(Chart and figure data)
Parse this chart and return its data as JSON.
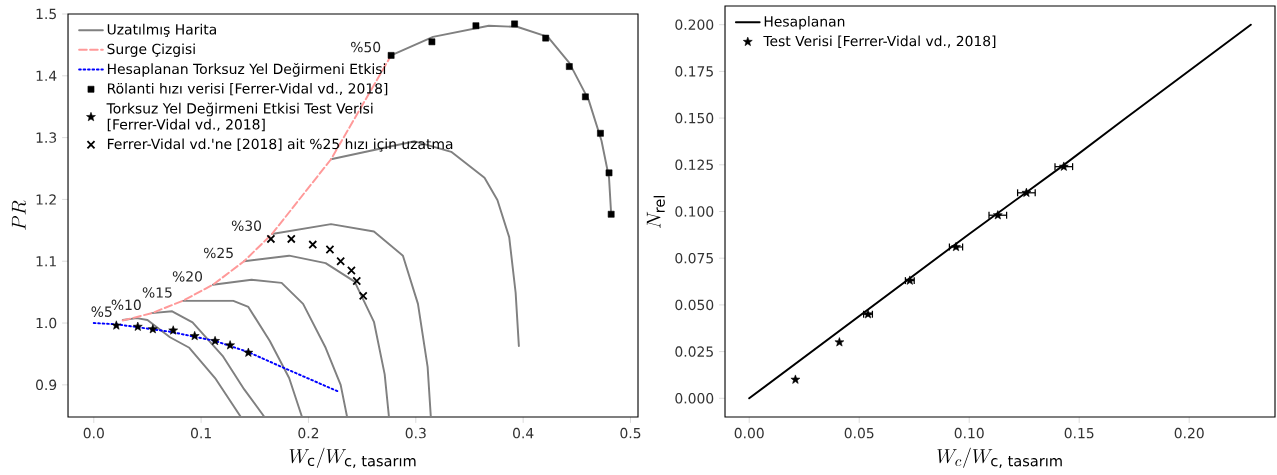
{
  "chart_data": [
    {
      "type": "line",
      "xlabel": "W_{\\text{c}}/W_{\\text{c, tasarım}}",
      "ylabel": "PR",
      "legend": "top left",
      "xlim": [
        -0.024,
        0.507
      ],
      "ylim": [
        0.848,
        1.5
      ],
      "xticks": [
        {
          "value": 0,
          "label": "0.0"
        },
        {
          "value": 0.1,
          "label": "0.1"
        },
        {
          "value": 0.2,
          "label": "0.2"
        },
        {
          "value": 0.3,
          "label": "0.3"
        },
        {
          "value": 0.4,
          "label": "0.4"
        },
        {
          "value": 0.5,
          "label": "0.5"
        }
      ],
      "yticks": [
        {
          "value": 0.9,
          "label": "0.9"
        },
        {
          "value": 1.0,
          "label": "1.0"
        },
        {
          "value": 1.1,
          "label": "1.1"
        },
        {
          "value": 1.2,
          "label": "1.2"
        },
        {
          "value": 1.3,
          "label": "1.3"
        },
        {
          "value": 1.4,
          "label": "1.4"
        },
        {
          "value": 1.5,
          "label": "1.5"
        }
      ],
      "series": [
        {
          "name": "Uzatılmış Harita",
          "color": "#808080",
          "line_style": "solid",
          "x": [
            0.027,
            0.04,
            0.05,
            0.071,
            0.089,
            0.113,
            0.137
          ],
          "values": [
            1.005,
            1.008,
            1.005,
            0.977,
            0.96,
            0.911,
            0.848
          ]
        },
        {
          "color": "#808080",
          "line_style": "solid",
          "x": [
            0.054,
            0.073,
            0.092,
            0.12,
            0.14,
            0.159
          ],
          "values": [
            1.016,
            1.019,
            1.001,
            0.947,
            0.893,
            0.848
          ]
        },
        {
          "color": "#808080",
          "line_style": "solid",
          "x": [
            0.083,
            0.13,
            0.144,
            0.164,
            0.182,
            0.194
          ],
          "values": [
            1.036,
            1.036,
            1.026,
            0.971,
            0.911,
            0.848
          ]
        },
        {
          "color": "#808080",
          "line_style": "solid",
          "x": [
            0.111,
            0.147,
            0.175,
            0.195,
            0.216,
            0.23,
            0.236
          ],
          "values": [
            1.062,
            1.07,
            1.065,
            1.031,
            0.96,
            0.9,
            0.848
          ]
        },
        {
          "color": "#808080",
          "line_style": "solid",
          "x": [
            0.14,
            0.182,
            0.216,
            0.243,
            0.261,
            0.271,
            0.275
          ],
          "values": [
            1.1,
            1.109,
            1.097,
            1.067,
            1.002,
            0.917,
            0.848
          ]
        },
        {
          "color": "#808080",
          "line_style": "solid",
          "x": [
            0.166,
            0.221,
            0.261,
            0.288,
            0.302,
            0.311,
            0.314
          ],
          "values": [
            1.144,
            1.16,
            1.148,
            1.109,
            1.031,
            0.929,
            0.848
          ]
        },
        {
          "color": "#808080",
          "line_style": "solid",
          "x": [
            0.221,
            0.299,
            0.333,
            0.364,
            0.376,
            0.387,
            0.393,
            0.396
          ],
          "values": [
            1.265,
            1.294,
            1.277,
            1.235,
            1.199,
            1.139,
            1.049,
            0.963
          ]
        },
        {
          "color": "#808080",
          "line_style": "solid",
          "x": [
            0.277,
            0.316,
            0.368,
            0.395,
            0.423,
            0.443,
            0.461,
            0.473,
            0.48,
            0.482
          ],
          "values": [
            1.433,
            1.463,
            1.481,
            1.479,
            1.463,
            1.421,
            1.361,
            1.295,
            1.235,
            1.176
          ]
        },
        {
          "name": "Surge Çizgisi",
          "color": "#ff9999",
          "line_style": "dashed",
          "x": [
            0.027,
            0.054,
            0.083,
            0.111,
            0.14,
            0.166,
            0.221,
            0.277
          ],
          "values": [
            1.004,
            1.016,
            1.036,
            1.062,
            1.1,
            1.144,
            1.265,
            1.433
          ]
        },
        {
          "name": "Hesaplanan Torksuz Yel Değirmeni Etkisi",
          "color": "#0000ff",
          "line_style": "dotted",
          "x": [
            0,
            0.021,
            0.071,
            0.113,
            0.144,
            0.175,
            0.228
          ],
          "values": [
            1.0,
            0.998,
            0.986,
            0.971,
            0.953,
            0.929,
            0.889
          ]
        },
        {
          "name": "Rölanti hızı verisi [Ferrer-Vidal vd., 2018]",
          "type": "scatter",
          "color": "#000000",
          "marker": "square",
          "x": [
            0.277,
            0.315,
            0.356,
            0.392,
            0.421,
            0.443,
            0.458,
            0.472,
            0.48,
            0.482
          ],
          "values": [
            1.433,
            1.455,
            1.481,
            1.484,
            1.461,
            1.415,
            1.366,
            1.307,
            1.243,
            1.176
          ]
        },
        {
          "name": "Torksuz Yel Değirmeni Etkisi Test Verisi [Ferrer-Vidal vd., 2018]",
          "type": "scatter",
          "color": "#000000",
          "marker": "star",
          "x": [
            0.021,
            0.041,
            0.055,
            0.074,
            0.094,
            0.113,
            0.127,
            0.144
          ],
          "values": [
            0.996,
            0.994,
            0.99,
            0.988,
            0.979,
            0.971,
            0.964,
            0.952
          ]
        },
        {
          "name": "Ferrer-Vidal vd.'ne [2018] ait %25 hızı için uzatma",
          "type": "scatter",
          "color": "#000000",
          "marker": "cross",
          "x": [
            0.165,
            0.184,
            0.204,
            0.22,
            0.23,
            0.24,
            0.245,
            0.251
          ],
          "values": [
            1.136,
            1.136,
            1.127,
            1.119,
            1.1,
            1.085,
            1.068,
            1.044
          ]
        }
      ],
      "annotations": [
        {
          "text": "%5",
          "x": 0.027,
          "y": 1.005
        },
        {
          "text": "%10",
          "x": 0.054,
          "y": 1.016
        },
        {
          "text": "%15",
          "x": 0.083,
          "y": 1.036
        },
        {
          "text": "%20",
          "x": 0.111,
          "y": 1.062
        },
        {
          "text": "%25",
          "x": 0.14,
          "y": 1.1
        },
        {
          "text": "%30",
          "x": 0.166,
          "y": 1.144
        },
        {
          "text": "%50",
          "x": 0.277,
          "y": 1.433
        }
      ]
    },
    {
      "type": "line",
      "xlabel": "W_c/W_{\\text{c, tasarım}}",
      "ylabel": "N_{\\text{rel}}",
      "legend": "top left",
      "xlim": [
        -0.011,
        0.239
      ],
      "ylim": [
        -0.01,
        0.21
      ],
      "xticks": [
        {
          "value": 0,
          "label": "0.00"
        },
        {
          "value": 0.05,
          "label": "0.05"
        },
        {
          "value": 0.1,
          "label": "0.10"
        },
        {
          "value": 0.15,
          "label": "0.15"
        },
        {
          "value": 0.2,
          "label": "0.20"
        }
      ],
      "yticks": [
        {
          "value": 0,
          "label": "0.000"
        },
        {
          "value": 0.025,
          "label": "0.025"
        },
        {
          "value": 0.05,
          "label": "0.050"
        },
        {
          "value": 0.075,
          "label": "0.075"
        },
        {
          "value": 0.1,
          "label": "0.100"
        },
        {
          "value": 0.125,
          "label": "0.125"
        },
        {
          "value": 0.15,
          "label": "0.150"
        },
        {
          "value": 0.175,
          "label": "0.175"
        },
        {
          "value": 0.2,
          "label": "0.200"
        }
      ],
      "series": [
        {
          "name": "Hesaplanan",
          "color": "#000000",
          "line_style": "solid",
          "x": [
            0,
            0.1,
            0.142,
            0.17,
            0.228
          ],
          "values": [
            0,
            0.088,
            0.124,
            0.149,
            0.2
          ]
        },
        {
          "name": "Test Verisi [Ferrer-Vidal vd., 2018]",
          "type": "scatter",
          "color": "#000000",
          "marker": "star",
          "x": [
            0.021,
            0.041,
            0.054,
            0.073,
            0.094,
            0.113,
            0.126,
            0.143
          ],
          "values": [
            0.01,
            0.03,
            0.045,
            0.063,
            0.081,
            0.098,
            0.11,
            0.124
          ],
          "xerrors": [
            null,
            null,
            0.002,
            0.002,
            0.003,
            0.004,
            0.004,
            0.004
          ]
        }
      ]
    }
  ]
}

* _Objective_
How many lines in the records above contain the word "text"? Reply with the number and nothing more.

* _Finished answer_
10